■ Brief ■
Copy out the lines below without changing anything.

(Excerpt from a dataset)

====

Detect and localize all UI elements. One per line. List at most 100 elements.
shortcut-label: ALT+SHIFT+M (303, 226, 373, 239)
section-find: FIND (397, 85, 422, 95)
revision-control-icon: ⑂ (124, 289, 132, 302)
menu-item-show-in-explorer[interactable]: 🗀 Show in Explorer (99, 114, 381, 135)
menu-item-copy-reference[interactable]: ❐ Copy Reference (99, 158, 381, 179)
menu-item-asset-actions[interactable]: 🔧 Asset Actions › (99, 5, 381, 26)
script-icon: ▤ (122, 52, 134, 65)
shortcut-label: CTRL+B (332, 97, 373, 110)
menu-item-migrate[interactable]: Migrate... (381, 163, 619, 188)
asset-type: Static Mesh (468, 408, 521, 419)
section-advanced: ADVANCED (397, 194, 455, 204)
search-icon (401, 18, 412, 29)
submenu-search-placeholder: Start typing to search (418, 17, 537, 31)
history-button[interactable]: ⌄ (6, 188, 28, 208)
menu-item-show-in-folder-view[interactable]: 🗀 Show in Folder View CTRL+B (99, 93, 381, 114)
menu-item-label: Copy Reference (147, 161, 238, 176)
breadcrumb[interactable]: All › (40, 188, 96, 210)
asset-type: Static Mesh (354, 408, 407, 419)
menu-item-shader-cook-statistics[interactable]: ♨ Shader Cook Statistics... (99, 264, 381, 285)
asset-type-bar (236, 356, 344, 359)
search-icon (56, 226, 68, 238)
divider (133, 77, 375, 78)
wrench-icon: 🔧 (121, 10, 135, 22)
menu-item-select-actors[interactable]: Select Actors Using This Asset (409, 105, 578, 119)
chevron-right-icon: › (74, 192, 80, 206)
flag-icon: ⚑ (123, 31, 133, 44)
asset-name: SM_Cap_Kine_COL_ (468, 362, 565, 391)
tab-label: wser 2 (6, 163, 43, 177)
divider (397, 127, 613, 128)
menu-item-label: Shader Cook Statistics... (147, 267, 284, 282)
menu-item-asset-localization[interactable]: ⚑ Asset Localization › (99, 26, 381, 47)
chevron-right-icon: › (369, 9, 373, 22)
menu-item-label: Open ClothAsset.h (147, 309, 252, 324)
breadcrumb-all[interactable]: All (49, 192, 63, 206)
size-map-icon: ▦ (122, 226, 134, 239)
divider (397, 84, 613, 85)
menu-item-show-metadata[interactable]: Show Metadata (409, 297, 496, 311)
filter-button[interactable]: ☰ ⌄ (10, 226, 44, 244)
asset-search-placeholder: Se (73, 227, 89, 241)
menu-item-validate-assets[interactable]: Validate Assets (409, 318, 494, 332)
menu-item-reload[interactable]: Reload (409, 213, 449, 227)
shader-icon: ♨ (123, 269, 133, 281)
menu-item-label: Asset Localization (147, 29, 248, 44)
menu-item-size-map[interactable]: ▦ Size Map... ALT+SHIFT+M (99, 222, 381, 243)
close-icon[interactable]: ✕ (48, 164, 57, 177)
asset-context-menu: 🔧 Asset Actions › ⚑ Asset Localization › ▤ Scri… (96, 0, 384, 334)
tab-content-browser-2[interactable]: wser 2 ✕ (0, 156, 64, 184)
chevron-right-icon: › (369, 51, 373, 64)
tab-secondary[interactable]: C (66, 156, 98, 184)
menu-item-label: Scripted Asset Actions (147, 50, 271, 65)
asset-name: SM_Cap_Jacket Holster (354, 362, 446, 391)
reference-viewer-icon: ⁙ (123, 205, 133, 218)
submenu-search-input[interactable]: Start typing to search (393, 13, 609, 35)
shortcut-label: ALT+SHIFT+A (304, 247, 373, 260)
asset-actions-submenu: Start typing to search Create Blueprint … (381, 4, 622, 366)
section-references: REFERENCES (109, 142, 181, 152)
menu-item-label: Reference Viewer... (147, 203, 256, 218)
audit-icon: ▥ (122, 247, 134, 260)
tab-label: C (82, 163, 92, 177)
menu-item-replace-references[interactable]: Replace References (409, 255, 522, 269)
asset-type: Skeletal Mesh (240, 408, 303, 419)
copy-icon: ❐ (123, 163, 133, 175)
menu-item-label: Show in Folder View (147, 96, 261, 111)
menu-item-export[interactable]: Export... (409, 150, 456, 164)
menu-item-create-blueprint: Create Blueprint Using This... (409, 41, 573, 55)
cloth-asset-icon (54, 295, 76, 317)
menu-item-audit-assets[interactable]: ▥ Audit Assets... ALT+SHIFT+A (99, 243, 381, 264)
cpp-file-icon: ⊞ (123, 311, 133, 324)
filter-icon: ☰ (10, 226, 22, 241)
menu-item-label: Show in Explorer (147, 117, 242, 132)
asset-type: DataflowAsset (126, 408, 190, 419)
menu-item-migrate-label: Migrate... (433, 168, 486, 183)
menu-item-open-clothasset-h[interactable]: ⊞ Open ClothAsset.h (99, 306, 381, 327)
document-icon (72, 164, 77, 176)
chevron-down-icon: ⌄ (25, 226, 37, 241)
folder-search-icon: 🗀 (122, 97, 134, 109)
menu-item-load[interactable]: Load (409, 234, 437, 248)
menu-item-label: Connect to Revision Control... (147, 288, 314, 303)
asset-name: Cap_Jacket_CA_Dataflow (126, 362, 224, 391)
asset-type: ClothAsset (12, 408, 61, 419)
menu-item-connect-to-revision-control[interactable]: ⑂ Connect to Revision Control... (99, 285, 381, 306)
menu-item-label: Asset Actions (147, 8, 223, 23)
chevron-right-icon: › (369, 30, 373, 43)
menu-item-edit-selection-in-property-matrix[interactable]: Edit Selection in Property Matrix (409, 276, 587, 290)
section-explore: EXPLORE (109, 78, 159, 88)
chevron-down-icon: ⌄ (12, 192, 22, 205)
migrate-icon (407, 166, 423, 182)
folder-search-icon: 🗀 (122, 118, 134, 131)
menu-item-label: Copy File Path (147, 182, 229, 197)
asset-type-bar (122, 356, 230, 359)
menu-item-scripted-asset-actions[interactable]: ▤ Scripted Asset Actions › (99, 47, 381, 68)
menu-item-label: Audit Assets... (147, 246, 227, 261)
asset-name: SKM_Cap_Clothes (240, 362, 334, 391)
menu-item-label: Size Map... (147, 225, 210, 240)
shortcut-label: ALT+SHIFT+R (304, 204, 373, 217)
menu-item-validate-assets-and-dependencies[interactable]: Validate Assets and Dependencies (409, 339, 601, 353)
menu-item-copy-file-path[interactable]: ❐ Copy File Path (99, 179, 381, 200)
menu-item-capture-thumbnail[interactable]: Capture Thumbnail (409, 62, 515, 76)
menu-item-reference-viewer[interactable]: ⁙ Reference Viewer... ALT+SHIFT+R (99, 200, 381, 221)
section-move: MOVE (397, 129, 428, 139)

====

■ Problem solution ■
Detect and localize all UI elements. One per line. List at most 100 elements.
shortcut-label: ALT+SHIFT+M (303, 226, 373, 239)
section-find: FIND (397, 85, 422, 95)
revision-control-icon: ⑂ (124, 289, 132, 302)
menu-item-show-in-explorer[interactable]: 🗀 Show in Explorer (99, 114, 381, 135)
menu-item-copy-reference[interactable]: ❐ Copy Reference (99, 158, 381, 179)
menu-item-asset-actions[interactable]: 🔧 Asset Actions › (99, 5, 381, 26)
script-icon: ▤ (122, 52, 134, 65)
shortcut-label: CTRL+B (332, 97, 373, 110)
menu-item-migrate[interactable]: Migrate... (381, 163, 619, 188)
asset-type: Static Mesh (468, 408, 521, 419)
section-advanced: ADVANCED (397, 194, 455, 204)
search-icon (401, 18, 412, 29)
submenu-search-placeholder: Start typing to search (418, 17, 537, 31)
history-button[interactable]: ⌄ (6, 188, 28, 208)
menu-item-show-in-folder-view[interactable]: 🗀 Show in Folder View CTRL+B (99, 93, 381, 114)
menu-item-label: Copy Reference (147, 161, 238, 176)
breadcrumb[interactable]: All › (40, 188, 96, 210)
asset-type: Static Mesh (354, 408, 407, 419)
menu-item-shader-cook-statistics[interactable]: ♨ Shader Cook Statistics... (99, 264, 381, 285)
asset-type-bar (236, 356, 344, 359)
search-icon (56, 226, 68, 238)
divider (133, 77, 375, 78)
wrench-icon: 🔧 (121, 10, 135, 22)
menu-item-select-actors[interactable]: Select Actors Using This Asset (409, 105, 578, 119)
chevron-right-icon: › (74, 192, 80, 206)
flag-icon: ⚑ (123, 31, 133, 44)
asset-name: SM_Cap_Kine_COL_ (468, 362, 565, 391)
tab-label: wser 2 (6, 163, 43, 177)
divider (397, 127, 613, 128)
menu-item-label: Shader Cook Statistics... (147, 267, 284, 282)
menu-item-asset-localization[interactable]: ⚑ Asset Localization › (99, 26, 381, 47)
chevron-right-icon: › (369, 9, 373, 22)
menu-item-label: Open ClothAsset.h (147, 309, 252, 324)
breadcrumb-all[interactable]: All (49, 192, 63, 206)
size-map-icon: ▦ (122, 226, 134, 239)
divider (397, 84, 613, 85)
menu-item-show-metadata[interactable]: Show Metadata (409, 297, 496, 311)
filter-button[interactable]: ☰ ⌄ (10, 226, 44, 244)
asset-search-placeholder: Se (73, 227, 89, 241)
menu-item-validate-assets[interactable]: Validate Assets (409, 318, 494, 332)
menu-item-reload[interactable]: Reload (409, 213, 449, 227)
shader-icon: ♨ (123, 269, 133, 281)
menu-item-label: Asset Localization (147, 29, 248, 44)
menu-item-size-map[interactable]: ▦ Size Map... ALT+SHIFT+M (99, 222, 381, 243)
close-icon[interactable]: ✕ (48, 164, 57, 177)
asset-context-menu: 🔧 Asset Actions › ⚑ Asset Localization › ▤ Scri… (96, 0, 384, 334)
tab-content-browser-2[interactable]: wser 2 ✕ (0, 156, 64, 184)
chevron-right-icon: › (369, 51, 373, 64)
tab-secondary[interactable]: C (66, 156, 98, 184)
menu-item-label: Scripted Asset Actions (147, 50, 271, 65)
asset-name: SM_Cap_Jacket Holster (354, 362, 446, 391)
reference-viewer-icon: ⁙ (123, 205, 133, 218)
submenu-search-input[interactable]: Start typing to search (393, 13, 609, 35)
shortcut-label: ALT+SHIFT+A (304, 247, 373, 260)
asset-actions-submenu: Start typing to search Create Blueprint … (381, 4, 622, 366)
section-references: REFERENCES (109, 142, 181, 152)
menu-item-label: Reference Viewer... (147, 203, 256, 218)
audit-icon: ▥ (122, 247, 134, 260)
tab-label: C (82, 163, 92, 177)
menu-item-replace-references[interactable]: Replace References (409, 255, 522, 269)
asset-type: Skeletal Mesh (240, 408, 303, 419)
copy-icon: ❐ (123, 163, 133, 175)
menu-item-label: Show in Folder View (147, 96, 261, 111)
menu-item-export[interactable]: Export... (409, 150, 456, 164)
menu-item-create-blueprint: Create Blueprint Using This... (409, 41, 573, 55)
cloth-asset-icon (54, 295, 76, 317)
menu-item-audit-assets[interactable]: ▥ Audit Assets... ALT+SHIFT+A (99, 243, 381, 264)
cpp-file-icon: ⊞ (123, 311, 133, 324)
filter-icon: ☰ (10, 226, 22, 241)
menu-item-label: Show in Explorer (147, 117, 242, 132)
asset-type: DataflowAsset (126, 408, 190, 419)
menu-item-migrate-label: Migrate... (433, 168, 486, 183)
menu-item-open-clothasset-h[interactable]: ⊞ Open ClothAsset.h (99, 306, 381, 327)
document-icon (72, 164, 77, 176)
chevron-down-icon: ⌄ (25, 226, 37, 241)
folder-search-icon: 🗀 (122, 97, 134, 109)
menu-item-load[interactable]: Load (409, 234, 437, 248)
menu-item-label: Connect to Revision Control... (147, 288, 314, 303)
asset-name: Cap_Jacket_CA_Dataflow (126, 362, 224, 391)
asset-type: ClothAsset (12, 408, 61, 419)
menu-item-connect-to-revision-control[interactable]: ⑂ Connect to Revision Control... (99, 285, 381, 306)
menu-item-label: Asset Actions (147, 8, 223, 23)
chevron-right-icon: › (369, 30, 373, 43)
menu-item-edit-selection-in-property-matrix[interactable]: Edit Selection in Property Matrix (409, 276, 587, 290)
section-explore: EXPLORE (109, 78, 159, 88)
chevron-down-icon: ⌄ (12, 192, 22, 205)
migrate-icon (407, 166, 423, 182)
folder-search-icon: 🗀 (122, 118, 134, 131)
menu-item-label: Copy File Path (147, 182, 229, 197)
asset-type-bar (122, 356, 230, 359)
menu-item-scripted-asset-actions[interactable]: ▤ Scripted Asset Actions › (99, 47, 381, 68)
menu-item-label: Audit Assets... (147, 246, 227, 261)
asset-name: SKM_Cap_Clothes (240, 362, 334, 391)
menu-item-label: Size Map... (147, 225, 210, 240)
shortcut-label: ALT+SHIFT+R (304, 204, 373, 217)
menu-item-validate-assets-and-dependencies[interactable]: Validate Assets and Dependencies (409, 339, 601, 353)
menu-item-copy-file-path[interactable]: ❐ Copy File Path (99, 179, 381, 200)
menu-item-capture-thumbnail[interactable]: Capture Thumbnail (409, 62, 515, 76)
menu-item-reference-viewer[interactable]: ⁙ Reference Viewer... ALT+SHIFT+R (99, 200, 381, 221)
section-move: MOVE (397, 129, 428, 139)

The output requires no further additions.